GIVEN EXERCISE:
Look over the lines below. Report each one that includes the string "jurisdiction".
═══ DATA PROVIDED ═══
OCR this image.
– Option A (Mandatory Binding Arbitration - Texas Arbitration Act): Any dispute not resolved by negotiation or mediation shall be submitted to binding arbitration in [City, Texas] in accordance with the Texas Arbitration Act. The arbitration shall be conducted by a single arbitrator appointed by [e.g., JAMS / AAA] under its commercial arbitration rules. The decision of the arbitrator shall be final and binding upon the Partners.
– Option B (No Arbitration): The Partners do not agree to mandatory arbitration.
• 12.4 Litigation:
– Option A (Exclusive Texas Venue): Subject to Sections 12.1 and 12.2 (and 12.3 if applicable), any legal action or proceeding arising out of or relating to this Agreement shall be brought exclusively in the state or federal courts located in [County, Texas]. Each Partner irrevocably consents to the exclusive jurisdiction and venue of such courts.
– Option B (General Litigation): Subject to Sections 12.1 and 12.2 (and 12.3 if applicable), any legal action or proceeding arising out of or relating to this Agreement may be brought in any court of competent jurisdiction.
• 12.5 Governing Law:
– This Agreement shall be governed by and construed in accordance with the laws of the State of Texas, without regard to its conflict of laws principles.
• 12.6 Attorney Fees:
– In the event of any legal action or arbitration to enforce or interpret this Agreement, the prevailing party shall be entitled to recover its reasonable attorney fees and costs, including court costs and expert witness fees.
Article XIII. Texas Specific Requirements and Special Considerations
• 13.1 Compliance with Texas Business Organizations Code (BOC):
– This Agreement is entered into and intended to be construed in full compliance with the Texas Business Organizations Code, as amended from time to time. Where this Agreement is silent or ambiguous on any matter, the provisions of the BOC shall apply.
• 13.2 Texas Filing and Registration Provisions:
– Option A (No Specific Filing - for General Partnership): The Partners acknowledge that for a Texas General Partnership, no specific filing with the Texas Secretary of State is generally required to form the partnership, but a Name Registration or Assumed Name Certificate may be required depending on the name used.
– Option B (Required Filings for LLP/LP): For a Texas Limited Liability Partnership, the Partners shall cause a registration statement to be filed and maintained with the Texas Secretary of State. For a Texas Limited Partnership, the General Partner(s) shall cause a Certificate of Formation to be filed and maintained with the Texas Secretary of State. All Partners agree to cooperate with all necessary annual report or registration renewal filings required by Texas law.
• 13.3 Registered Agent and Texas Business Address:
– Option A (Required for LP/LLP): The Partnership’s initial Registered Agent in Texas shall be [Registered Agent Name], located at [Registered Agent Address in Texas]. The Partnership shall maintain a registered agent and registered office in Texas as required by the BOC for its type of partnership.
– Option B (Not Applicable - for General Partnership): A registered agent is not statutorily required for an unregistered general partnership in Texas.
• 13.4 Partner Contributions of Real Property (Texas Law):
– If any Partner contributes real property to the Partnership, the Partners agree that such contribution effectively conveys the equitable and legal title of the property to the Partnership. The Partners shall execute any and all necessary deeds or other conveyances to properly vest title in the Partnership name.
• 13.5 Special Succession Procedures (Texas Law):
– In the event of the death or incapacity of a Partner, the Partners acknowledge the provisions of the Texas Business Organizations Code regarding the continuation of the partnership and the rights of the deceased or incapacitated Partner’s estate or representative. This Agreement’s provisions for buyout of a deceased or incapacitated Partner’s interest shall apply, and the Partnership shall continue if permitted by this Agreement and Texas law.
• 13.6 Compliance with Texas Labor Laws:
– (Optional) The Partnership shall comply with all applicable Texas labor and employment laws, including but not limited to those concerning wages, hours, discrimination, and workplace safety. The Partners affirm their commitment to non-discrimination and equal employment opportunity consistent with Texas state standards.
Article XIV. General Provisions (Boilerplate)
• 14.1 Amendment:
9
═══
COMPLETE ANSWER:
– Option A (Exclusive Texas Venue): Subject to Sections 12.1 and 12.2 (and 12.3 if applicable), any legal action or proceeding arising out of or relating to this Agreement shall be brought exclusively in the state or federal courts located in [County, Texas]. Each Partner irrevocably consents to the exclusive jurisdiction and venue of such courts.
– Option B (General Litigation): Subject to Sections 12.1 and 12.2 (and 12.3 if applicable), any legal action or proceeding arising out of or relating to this Agreement may be brought in any court of competent jurisdiction.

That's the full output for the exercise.